• TASK ITEM A
Reproduce the book suggestions for Smith fans word for word, everything from "Loved the vertiginous, dreamlike" down to "a half-remembered dream.".
• TASK ITEM B
Write the next part of the book suggestions for Smith fans, picking up after their final sentence.

• READING TEXT
━━━━━━━━━━━━━━━━━━━━
Loved the vertiginous, dreamlike menace of “The City of the Singing Flame” or the feverish doom in “The Beast of Averoigne”? Chambers’ linked stories about the forbidden play and the realm of Carcosa distill that same surreal seep of reality into nightmare. As Smith’s portals and geases twist fate, so do the yellow sign and Cassilda’s song unspool sanity—otherworldly terror that arrives like a half-remembered dream.
If Zothique’s crumbling empires in “The Empire of the Necromancers” and the sorcerous pageantry of “The Dark Eidolon” enthralled you, The Dying Earth offers a similarly decadent tapestry. Vance’s wizards (Mazirian, Turjan) bargain and scheme amid faded marvels, arcane tomes, and amoral enchantments—worldbuilding as vivid and strange as Smith’s, where every spell feels like the last light of a dying sun.
━━━━━━━━━━━━━━━━━━━━
• RECORD SET
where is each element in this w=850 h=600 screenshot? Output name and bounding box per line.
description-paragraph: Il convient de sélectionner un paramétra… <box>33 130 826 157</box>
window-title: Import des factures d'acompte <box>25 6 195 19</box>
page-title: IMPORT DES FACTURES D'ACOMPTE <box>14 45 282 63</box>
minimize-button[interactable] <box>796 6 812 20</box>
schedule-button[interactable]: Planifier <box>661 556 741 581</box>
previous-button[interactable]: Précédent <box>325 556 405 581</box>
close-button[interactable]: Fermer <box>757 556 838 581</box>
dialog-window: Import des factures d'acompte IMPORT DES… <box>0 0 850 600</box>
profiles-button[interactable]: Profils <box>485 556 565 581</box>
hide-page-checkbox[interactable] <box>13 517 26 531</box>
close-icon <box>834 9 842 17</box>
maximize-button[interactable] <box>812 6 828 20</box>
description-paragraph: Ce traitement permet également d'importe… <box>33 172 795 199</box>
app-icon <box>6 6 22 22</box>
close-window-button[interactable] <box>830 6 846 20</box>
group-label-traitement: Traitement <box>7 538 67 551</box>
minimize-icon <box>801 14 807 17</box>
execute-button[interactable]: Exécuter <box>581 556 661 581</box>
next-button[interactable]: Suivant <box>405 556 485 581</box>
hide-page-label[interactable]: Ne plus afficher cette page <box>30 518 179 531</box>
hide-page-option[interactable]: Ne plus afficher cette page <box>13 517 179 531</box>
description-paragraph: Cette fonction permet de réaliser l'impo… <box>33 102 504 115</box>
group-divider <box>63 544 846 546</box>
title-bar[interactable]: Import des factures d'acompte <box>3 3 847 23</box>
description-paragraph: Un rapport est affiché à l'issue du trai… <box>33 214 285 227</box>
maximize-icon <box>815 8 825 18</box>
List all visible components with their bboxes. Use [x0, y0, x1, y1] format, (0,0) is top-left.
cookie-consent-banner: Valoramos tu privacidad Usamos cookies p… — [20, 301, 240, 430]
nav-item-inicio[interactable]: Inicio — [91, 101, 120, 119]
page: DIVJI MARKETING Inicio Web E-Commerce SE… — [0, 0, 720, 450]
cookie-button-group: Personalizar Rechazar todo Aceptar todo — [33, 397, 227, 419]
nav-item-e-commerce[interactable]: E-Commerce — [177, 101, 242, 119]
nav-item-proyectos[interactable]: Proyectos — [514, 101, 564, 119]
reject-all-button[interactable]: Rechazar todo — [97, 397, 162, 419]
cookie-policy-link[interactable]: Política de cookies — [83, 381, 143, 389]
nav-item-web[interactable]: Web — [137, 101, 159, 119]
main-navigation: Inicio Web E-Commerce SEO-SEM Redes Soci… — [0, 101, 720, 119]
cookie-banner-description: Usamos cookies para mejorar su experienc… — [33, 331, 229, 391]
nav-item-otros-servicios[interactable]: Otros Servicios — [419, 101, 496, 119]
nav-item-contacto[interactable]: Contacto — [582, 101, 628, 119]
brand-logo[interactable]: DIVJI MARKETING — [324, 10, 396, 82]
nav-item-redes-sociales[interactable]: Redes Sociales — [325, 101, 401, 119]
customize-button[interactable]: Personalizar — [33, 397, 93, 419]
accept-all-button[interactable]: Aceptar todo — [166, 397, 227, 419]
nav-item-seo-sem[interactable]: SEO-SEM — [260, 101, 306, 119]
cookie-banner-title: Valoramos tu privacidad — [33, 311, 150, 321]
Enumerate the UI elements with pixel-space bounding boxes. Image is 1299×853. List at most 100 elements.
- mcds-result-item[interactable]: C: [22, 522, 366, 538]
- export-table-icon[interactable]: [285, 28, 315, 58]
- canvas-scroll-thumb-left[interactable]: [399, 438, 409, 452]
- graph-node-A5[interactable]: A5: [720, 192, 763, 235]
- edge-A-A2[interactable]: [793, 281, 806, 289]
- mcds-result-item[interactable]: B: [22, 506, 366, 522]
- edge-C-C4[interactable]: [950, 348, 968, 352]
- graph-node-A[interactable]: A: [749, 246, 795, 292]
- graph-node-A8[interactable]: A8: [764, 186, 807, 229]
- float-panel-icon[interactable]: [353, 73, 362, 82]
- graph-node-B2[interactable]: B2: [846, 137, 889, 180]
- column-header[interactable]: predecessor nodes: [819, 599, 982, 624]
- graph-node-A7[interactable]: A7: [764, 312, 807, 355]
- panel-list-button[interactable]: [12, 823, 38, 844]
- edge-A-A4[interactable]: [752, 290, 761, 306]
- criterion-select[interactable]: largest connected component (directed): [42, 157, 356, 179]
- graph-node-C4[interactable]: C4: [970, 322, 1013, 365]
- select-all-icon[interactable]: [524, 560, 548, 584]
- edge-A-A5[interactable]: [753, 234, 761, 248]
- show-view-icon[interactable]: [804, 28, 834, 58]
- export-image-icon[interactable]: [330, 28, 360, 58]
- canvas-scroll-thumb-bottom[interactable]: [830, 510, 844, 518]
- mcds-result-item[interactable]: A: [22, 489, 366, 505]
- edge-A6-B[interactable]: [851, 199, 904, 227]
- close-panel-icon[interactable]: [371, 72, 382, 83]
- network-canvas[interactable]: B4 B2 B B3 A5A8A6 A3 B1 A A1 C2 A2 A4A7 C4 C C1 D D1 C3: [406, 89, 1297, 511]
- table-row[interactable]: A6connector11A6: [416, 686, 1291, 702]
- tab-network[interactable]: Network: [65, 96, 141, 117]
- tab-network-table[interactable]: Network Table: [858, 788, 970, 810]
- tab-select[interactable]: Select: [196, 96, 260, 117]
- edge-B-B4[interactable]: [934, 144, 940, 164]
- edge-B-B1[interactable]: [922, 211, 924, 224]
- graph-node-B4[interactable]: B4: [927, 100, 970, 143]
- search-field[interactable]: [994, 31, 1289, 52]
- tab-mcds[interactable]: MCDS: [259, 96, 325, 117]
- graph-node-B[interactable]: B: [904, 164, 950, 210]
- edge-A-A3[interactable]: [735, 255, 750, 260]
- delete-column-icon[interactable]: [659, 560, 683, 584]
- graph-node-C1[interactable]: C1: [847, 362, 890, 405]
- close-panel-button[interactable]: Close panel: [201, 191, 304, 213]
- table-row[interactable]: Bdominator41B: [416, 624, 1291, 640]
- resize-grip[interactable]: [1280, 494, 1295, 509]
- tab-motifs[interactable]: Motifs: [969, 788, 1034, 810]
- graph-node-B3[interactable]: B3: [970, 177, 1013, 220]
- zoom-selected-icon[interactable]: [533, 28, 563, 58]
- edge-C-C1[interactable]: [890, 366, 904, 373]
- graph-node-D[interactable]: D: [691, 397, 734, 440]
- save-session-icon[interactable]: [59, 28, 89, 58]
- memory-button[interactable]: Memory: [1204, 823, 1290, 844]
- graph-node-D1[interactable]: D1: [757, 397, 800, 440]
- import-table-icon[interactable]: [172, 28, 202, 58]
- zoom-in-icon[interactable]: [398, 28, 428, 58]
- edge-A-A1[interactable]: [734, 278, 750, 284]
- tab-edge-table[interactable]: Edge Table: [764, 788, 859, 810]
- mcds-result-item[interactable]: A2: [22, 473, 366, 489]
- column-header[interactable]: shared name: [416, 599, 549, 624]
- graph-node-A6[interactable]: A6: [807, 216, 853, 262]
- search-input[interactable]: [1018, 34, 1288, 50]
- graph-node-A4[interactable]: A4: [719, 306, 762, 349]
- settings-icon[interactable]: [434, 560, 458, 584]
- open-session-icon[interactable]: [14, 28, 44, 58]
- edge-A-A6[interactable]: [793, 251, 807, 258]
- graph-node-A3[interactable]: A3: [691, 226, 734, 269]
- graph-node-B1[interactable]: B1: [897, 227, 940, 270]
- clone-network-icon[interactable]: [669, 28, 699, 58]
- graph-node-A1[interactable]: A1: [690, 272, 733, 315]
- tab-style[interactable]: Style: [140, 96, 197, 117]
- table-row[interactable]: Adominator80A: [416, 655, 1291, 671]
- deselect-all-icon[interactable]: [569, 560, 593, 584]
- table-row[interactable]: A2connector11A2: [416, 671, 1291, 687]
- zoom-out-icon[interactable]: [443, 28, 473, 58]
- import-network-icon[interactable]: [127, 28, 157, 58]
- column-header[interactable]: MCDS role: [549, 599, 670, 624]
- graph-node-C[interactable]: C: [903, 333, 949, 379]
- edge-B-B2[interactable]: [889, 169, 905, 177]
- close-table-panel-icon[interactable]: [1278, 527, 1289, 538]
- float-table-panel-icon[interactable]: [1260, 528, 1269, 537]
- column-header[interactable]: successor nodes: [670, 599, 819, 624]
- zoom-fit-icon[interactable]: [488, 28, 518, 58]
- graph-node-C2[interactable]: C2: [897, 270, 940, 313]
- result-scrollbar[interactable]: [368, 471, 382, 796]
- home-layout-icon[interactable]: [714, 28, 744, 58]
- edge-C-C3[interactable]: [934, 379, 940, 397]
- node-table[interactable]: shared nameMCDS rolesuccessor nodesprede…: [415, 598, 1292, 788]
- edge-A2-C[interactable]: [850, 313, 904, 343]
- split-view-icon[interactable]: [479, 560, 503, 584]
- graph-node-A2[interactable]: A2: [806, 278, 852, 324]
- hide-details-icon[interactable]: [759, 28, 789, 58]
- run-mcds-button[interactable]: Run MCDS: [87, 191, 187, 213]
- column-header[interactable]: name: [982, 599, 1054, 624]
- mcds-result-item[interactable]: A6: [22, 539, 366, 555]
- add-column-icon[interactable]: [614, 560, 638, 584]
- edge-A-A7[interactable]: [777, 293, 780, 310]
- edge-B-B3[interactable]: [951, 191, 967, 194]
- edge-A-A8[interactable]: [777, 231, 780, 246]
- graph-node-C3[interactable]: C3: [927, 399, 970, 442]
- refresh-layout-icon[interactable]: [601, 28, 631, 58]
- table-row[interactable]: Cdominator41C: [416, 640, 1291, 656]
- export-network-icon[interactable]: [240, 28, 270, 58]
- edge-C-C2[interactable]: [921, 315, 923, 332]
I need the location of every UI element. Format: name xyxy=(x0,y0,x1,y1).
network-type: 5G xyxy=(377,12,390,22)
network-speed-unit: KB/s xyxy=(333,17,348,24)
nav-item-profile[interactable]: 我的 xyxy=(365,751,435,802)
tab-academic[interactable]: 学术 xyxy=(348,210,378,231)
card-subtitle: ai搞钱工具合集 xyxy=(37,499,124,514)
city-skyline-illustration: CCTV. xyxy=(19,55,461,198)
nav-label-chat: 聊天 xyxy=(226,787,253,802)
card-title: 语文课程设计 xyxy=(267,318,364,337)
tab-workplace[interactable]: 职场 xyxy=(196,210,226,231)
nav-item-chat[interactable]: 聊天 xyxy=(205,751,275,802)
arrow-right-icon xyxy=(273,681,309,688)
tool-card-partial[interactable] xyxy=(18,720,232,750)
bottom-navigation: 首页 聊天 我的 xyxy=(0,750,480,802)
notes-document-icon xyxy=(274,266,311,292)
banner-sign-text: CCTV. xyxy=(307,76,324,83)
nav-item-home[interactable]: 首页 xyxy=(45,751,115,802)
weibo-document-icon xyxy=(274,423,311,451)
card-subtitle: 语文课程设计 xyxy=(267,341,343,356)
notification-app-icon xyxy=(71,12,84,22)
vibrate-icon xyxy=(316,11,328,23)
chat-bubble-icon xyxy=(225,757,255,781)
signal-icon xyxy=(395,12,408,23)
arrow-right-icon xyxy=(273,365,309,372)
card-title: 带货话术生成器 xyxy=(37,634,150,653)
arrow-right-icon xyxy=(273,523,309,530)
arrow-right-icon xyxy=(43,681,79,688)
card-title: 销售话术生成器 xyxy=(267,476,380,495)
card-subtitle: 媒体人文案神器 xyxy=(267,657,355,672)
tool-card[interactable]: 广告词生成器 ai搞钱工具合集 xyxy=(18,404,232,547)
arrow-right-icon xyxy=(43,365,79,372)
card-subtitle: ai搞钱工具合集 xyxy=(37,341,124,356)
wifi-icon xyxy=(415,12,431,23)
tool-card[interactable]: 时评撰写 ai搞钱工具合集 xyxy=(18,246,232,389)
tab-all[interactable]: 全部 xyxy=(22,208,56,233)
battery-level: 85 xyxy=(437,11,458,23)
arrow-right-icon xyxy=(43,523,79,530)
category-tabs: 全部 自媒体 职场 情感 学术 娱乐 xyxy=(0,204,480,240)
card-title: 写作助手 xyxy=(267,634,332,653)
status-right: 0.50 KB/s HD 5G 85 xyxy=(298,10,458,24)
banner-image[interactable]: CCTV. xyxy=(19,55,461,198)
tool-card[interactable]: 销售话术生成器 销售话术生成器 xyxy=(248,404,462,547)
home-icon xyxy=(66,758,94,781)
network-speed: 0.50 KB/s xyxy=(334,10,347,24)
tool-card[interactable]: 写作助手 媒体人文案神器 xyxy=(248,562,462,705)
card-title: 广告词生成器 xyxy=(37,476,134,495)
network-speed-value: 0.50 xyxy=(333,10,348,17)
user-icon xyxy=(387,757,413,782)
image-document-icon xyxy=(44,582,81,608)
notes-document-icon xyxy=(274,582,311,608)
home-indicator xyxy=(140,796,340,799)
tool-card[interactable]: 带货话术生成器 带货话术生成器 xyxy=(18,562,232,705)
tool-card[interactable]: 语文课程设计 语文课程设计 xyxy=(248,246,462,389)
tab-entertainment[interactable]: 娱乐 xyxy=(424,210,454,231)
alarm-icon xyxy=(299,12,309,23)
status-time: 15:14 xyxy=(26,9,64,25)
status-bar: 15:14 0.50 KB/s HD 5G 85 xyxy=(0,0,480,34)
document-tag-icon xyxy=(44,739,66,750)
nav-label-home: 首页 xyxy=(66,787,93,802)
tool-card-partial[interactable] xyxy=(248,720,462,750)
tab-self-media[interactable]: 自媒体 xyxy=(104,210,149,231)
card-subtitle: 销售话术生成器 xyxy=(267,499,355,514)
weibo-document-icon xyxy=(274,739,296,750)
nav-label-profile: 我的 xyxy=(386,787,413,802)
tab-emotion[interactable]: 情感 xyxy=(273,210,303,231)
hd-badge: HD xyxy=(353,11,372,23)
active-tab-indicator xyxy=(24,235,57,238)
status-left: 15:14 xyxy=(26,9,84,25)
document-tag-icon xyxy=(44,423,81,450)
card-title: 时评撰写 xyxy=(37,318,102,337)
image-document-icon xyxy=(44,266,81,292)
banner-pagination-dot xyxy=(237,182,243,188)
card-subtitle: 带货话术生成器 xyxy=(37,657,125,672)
━━━━━━━━━━━━━━━━━━━━
• WRITTEN REPLY A
Loved the vertiginous, dreamlike menace of “The City of the Singing Flame” or the feverish doom in “The Beast of Averoigne”? Chambers’ linked stories about the forbidden play and the realm of Carcosa distill that same surreal seep of reality into nightmare. As Smith’s portals and geases twist fate, so do the yellow sign and Cassilda’s song unspool sanity—otherworldly terror that arrives like a half-remembered dream.

• WRITTEN REPLY B
If the sinister necromancies in “The Empire of the Necromancers,” the baleful rites of “The Isle of the Torturers,” or the doom-laden pacts of “The Seven Geases” gripped you, Miéville’s New Crobuzon will scratch that itch. Isaac’s dabbling in crisis energy and the horrific rise of the slake-moths echo Smith’s fascination with knowledge that stains the soul—grand, grotesque thaumaturgy with terrible costs.
If stepping through impossible thresholds—like the portal in “The City of the Singing Flame” or the alien catacombs of “The Vaults of Yoh-Vombis”—left you breathless, Lindsay’s metaphysical odyssey will do the same. Maskull’s journey across Tormance unfolds a procession of uncanny landscapes and revelations, delivering that same jolt of cosmic wonder Smith conjures at the edge of the unknown.